| Task |
Below are the entries; count the lines in them that contain the word "ecleſiaſtico" and give only the number.

Extracted records:
++++++++++
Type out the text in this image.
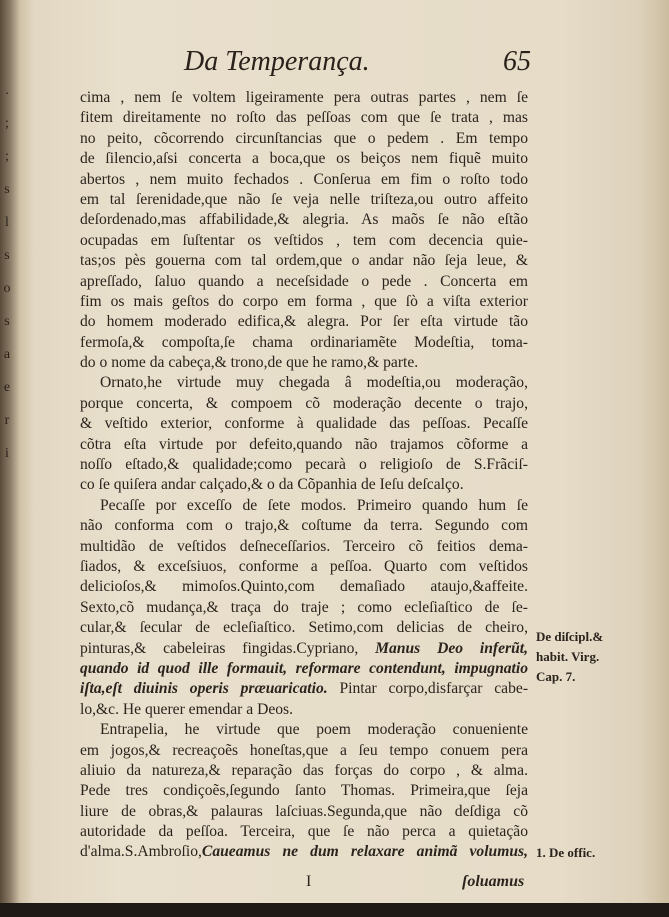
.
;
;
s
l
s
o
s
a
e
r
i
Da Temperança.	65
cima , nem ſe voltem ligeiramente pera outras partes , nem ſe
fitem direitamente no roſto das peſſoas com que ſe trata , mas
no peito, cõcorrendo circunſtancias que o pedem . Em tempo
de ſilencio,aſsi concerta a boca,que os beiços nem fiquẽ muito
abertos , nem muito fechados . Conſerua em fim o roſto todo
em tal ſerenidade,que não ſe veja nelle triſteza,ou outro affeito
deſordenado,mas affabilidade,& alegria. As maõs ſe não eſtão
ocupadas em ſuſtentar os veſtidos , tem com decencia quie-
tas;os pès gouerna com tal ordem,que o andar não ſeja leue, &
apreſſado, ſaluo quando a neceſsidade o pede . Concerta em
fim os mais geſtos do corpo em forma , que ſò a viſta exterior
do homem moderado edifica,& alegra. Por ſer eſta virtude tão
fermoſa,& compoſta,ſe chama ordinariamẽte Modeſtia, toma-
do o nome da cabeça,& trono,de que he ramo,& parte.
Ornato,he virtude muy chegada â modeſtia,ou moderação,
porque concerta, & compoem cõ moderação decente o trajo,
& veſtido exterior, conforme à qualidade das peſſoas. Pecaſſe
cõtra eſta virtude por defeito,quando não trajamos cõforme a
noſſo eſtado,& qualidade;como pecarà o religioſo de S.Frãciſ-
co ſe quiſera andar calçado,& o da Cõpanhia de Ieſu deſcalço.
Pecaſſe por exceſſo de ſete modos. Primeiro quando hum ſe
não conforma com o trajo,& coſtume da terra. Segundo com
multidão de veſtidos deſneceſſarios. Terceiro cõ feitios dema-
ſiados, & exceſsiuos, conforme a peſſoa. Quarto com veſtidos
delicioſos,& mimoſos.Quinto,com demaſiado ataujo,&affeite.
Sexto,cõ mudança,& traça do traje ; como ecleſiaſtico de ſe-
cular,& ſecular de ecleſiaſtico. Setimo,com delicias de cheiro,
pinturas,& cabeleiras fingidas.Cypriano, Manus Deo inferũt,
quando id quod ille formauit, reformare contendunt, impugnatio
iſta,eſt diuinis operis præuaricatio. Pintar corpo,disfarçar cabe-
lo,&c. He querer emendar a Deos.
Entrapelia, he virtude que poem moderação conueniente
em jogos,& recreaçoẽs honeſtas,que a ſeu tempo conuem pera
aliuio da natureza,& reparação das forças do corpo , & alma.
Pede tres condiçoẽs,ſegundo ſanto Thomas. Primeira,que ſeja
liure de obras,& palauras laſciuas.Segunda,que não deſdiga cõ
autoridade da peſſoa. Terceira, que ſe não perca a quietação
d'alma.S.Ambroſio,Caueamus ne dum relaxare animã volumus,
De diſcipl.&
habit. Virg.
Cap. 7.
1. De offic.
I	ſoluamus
++++++++++
| Answer to the exercise |
2